List each line of the data in which the string "Кемерово" appears.

══ RECORDS

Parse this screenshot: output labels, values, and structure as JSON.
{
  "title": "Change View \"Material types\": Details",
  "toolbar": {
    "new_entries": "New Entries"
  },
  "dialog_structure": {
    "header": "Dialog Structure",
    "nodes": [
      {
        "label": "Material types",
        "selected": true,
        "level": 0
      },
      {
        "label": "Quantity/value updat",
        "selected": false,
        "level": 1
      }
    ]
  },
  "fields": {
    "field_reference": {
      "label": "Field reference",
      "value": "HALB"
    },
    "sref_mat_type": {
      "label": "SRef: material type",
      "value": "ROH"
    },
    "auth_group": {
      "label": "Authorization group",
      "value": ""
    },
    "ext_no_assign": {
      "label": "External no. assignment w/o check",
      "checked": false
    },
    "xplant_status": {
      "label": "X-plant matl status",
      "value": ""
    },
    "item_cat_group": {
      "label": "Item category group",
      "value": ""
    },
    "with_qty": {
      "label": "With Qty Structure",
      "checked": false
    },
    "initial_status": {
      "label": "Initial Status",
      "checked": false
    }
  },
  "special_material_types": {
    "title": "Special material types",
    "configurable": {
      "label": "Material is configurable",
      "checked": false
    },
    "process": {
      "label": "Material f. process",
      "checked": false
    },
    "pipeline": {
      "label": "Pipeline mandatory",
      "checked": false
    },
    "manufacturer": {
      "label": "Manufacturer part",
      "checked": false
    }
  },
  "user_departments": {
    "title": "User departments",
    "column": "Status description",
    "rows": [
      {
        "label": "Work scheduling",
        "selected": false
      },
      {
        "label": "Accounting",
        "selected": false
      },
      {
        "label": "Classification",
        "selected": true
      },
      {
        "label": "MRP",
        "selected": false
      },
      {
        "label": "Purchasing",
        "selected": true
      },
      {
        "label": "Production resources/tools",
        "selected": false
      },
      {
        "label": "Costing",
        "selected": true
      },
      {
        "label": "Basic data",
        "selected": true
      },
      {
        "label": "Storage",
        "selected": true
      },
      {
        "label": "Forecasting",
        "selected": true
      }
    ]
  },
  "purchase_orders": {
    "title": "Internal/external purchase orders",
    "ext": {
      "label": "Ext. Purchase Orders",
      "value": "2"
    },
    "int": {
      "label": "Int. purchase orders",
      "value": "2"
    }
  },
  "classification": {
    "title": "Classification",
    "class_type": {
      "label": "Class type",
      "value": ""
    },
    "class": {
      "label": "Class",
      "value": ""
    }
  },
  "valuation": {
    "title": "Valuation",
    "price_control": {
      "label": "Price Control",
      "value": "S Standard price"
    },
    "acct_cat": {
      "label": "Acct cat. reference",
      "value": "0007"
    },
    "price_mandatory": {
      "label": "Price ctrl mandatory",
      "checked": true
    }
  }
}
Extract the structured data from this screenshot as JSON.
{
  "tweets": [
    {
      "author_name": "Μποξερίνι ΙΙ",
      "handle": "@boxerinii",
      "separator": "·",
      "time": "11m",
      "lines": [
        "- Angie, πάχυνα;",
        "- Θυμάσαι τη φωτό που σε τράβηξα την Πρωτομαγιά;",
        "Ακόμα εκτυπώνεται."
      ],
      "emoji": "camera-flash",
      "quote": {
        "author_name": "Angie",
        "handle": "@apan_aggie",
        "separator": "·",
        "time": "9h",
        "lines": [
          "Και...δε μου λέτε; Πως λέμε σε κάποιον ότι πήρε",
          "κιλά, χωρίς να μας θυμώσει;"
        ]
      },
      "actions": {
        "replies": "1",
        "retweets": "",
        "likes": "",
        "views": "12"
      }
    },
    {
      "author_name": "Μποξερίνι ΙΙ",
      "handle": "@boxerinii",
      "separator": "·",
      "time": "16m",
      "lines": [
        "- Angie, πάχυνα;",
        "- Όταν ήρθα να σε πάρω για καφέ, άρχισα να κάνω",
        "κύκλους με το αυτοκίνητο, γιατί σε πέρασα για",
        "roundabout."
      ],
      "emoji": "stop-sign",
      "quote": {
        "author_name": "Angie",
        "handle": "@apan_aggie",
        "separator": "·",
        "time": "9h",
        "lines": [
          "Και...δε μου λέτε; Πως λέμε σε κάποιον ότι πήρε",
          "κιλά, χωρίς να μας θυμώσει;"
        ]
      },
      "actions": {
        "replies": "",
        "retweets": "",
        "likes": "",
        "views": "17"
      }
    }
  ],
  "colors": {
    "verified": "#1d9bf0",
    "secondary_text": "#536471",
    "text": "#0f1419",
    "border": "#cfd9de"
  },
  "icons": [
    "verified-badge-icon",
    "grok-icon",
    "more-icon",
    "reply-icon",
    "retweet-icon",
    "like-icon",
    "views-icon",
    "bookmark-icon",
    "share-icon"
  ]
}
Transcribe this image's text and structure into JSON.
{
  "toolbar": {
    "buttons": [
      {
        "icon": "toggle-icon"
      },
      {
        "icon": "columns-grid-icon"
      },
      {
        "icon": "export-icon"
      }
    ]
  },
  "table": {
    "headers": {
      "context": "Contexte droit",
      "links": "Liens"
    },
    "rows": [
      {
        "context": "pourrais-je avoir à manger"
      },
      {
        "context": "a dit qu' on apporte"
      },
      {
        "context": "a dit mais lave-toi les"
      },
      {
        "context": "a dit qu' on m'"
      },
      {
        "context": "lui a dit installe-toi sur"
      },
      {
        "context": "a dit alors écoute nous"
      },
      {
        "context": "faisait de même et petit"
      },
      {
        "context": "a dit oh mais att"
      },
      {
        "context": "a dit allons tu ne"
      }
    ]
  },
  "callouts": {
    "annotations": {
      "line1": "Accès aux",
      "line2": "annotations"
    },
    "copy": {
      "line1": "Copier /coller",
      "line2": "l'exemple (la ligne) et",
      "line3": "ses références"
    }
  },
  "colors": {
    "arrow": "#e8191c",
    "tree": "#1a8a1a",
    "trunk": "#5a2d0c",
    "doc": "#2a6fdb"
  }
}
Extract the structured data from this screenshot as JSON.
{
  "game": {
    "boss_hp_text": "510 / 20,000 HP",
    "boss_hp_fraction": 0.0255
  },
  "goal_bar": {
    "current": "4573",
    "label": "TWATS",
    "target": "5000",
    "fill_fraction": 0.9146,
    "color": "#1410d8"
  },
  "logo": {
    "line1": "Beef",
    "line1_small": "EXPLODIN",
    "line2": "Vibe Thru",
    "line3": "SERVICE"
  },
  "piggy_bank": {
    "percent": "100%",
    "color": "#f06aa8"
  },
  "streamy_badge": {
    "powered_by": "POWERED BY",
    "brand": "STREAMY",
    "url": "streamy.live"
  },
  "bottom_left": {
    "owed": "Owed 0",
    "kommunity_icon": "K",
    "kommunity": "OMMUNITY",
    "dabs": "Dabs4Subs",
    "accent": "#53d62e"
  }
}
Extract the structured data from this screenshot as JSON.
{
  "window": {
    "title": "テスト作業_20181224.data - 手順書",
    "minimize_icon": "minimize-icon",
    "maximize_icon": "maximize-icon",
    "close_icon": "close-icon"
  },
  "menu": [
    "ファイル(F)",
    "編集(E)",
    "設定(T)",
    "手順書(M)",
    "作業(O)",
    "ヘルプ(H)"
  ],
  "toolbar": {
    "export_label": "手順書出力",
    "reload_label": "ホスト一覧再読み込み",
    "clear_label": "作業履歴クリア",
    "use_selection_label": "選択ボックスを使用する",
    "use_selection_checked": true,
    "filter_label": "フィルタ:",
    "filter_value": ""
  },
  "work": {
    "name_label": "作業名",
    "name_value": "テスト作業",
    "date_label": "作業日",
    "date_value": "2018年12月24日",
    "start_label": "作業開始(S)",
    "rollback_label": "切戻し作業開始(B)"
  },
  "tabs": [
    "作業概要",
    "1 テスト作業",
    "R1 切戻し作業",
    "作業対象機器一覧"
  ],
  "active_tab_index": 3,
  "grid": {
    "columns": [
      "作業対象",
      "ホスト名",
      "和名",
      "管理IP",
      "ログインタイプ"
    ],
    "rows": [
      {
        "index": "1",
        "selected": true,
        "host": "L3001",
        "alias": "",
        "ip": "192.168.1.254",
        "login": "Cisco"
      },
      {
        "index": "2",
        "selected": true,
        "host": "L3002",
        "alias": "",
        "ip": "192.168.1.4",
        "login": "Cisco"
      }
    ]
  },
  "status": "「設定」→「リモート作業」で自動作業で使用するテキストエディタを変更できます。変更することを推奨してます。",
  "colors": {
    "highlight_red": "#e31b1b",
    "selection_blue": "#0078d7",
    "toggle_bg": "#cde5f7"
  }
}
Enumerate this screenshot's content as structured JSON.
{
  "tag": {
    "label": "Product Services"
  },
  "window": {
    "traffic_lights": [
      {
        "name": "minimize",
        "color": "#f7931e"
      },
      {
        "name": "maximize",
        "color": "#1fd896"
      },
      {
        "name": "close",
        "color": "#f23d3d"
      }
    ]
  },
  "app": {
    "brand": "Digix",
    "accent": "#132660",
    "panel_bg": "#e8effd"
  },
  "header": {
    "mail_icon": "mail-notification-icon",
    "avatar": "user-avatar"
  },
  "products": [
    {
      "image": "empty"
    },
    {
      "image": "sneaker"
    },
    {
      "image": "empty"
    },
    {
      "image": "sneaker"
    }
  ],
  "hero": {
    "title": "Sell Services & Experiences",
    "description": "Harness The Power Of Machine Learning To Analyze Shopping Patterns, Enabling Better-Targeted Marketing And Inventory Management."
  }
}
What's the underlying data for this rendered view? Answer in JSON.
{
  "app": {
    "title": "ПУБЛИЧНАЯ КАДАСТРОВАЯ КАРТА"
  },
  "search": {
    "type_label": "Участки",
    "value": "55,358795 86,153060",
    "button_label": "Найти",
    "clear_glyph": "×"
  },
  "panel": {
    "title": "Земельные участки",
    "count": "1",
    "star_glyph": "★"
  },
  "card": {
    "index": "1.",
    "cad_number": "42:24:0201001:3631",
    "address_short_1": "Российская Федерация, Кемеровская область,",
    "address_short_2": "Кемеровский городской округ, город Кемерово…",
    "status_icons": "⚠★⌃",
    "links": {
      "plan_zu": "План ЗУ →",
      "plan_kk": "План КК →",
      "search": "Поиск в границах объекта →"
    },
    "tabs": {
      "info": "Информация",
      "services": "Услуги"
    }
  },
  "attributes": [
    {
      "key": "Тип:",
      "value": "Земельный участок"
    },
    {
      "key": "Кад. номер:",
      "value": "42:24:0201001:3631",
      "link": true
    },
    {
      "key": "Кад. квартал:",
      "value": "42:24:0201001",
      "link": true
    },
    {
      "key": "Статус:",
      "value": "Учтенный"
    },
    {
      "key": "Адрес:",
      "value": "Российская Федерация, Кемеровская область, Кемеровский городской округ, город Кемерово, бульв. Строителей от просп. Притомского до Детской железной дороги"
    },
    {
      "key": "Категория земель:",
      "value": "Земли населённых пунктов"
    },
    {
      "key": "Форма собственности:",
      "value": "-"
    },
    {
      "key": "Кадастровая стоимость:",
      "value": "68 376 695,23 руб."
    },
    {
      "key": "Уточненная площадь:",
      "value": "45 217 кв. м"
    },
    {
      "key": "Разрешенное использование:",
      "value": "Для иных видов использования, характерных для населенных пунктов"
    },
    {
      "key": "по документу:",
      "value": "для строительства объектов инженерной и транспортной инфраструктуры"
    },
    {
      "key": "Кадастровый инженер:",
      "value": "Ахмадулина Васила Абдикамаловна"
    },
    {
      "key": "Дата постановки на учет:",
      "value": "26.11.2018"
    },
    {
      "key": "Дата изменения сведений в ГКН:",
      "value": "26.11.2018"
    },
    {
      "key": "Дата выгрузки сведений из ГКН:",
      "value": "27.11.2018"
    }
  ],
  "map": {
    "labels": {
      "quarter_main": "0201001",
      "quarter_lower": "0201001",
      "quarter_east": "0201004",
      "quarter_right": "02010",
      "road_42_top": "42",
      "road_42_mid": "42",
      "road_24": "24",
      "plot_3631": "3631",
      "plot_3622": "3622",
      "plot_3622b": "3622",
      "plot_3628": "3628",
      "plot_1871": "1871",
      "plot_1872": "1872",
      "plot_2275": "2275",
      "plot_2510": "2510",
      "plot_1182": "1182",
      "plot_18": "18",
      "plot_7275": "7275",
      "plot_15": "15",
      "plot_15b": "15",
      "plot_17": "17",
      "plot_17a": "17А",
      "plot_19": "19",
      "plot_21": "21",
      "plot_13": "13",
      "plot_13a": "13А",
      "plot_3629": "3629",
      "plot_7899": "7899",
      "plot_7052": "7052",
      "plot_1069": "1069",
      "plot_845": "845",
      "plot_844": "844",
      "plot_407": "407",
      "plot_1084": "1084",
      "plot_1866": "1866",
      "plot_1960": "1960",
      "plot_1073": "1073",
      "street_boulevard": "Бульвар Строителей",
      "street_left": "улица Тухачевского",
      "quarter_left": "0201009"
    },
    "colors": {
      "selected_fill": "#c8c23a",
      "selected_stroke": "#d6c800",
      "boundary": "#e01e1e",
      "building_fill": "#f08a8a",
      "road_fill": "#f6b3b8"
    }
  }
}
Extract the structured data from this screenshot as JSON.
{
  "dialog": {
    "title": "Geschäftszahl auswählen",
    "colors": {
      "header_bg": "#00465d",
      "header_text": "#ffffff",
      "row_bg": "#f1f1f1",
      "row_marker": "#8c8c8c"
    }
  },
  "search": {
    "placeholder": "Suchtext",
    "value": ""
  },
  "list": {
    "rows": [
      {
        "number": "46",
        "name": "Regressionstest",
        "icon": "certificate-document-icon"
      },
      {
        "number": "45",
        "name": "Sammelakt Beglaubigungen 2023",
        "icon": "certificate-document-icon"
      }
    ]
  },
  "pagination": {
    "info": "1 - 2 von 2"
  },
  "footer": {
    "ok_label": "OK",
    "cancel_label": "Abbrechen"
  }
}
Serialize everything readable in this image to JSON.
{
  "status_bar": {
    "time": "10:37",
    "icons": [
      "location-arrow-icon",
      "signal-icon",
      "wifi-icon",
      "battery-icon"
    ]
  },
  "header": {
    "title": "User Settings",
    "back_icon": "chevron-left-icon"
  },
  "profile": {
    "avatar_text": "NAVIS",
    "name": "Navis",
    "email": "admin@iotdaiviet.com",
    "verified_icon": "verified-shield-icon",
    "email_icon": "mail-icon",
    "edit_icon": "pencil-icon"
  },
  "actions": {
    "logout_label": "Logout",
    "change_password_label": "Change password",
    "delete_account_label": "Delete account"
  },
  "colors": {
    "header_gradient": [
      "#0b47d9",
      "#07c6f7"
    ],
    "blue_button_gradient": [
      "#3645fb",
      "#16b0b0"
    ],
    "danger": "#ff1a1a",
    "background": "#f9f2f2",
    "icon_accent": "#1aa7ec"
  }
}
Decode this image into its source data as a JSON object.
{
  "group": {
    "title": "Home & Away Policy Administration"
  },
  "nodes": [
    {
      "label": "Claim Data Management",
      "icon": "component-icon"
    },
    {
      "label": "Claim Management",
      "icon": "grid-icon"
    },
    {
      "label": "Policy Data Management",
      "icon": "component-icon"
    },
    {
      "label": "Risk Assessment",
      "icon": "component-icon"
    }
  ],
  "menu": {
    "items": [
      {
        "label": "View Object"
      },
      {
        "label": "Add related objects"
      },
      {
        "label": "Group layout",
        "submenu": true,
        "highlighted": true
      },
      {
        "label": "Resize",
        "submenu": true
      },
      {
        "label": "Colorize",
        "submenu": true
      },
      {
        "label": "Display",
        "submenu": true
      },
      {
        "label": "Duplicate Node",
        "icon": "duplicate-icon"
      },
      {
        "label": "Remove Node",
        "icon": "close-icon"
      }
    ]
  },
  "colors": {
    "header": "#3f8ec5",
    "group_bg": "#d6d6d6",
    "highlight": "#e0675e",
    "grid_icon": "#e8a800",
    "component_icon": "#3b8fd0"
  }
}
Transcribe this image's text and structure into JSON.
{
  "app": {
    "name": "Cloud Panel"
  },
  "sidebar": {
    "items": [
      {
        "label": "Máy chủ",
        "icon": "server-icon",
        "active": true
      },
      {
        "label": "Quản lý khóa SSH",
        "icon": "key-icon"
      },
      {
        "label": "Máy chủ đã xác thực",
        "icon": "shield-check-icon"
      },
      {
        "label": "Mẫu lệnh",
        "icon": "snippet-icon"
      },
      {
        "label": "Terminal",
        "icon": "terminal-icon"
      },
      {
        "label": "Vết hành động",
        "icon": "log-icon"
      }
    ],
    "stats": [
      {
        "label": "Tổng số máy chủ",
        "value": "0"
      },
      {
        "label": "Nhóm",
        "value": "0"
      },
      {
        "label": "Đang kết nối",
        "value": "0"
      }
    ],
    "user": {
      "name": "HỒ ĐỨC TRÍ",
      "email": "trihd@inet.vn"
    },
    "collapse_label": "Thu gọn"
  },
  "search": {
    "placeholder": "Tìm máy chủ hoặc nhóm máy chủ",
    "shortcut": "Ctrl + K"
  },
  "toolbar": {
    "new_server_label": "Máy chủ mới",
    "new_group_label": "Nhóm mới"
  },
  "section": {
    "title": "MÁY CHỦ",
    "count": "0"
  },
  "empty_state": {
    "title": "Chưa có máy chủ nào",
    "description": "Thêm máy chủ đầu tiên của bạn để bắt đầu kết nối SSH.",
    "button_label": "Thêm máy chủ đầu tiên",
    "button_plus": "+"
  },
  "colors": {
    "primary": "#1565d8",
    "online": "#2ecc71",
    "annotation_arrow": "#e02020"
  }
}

════

TASK RESPONSE:
    "address_short_2": "Кемеровский городской округ, город Кемерово…",
      "value": "Российская Федерация, Кемеровская область, Кемеровский городской округ, город Кемерово, бульв. Строителей от просп. Притомского до Детской железной дороги"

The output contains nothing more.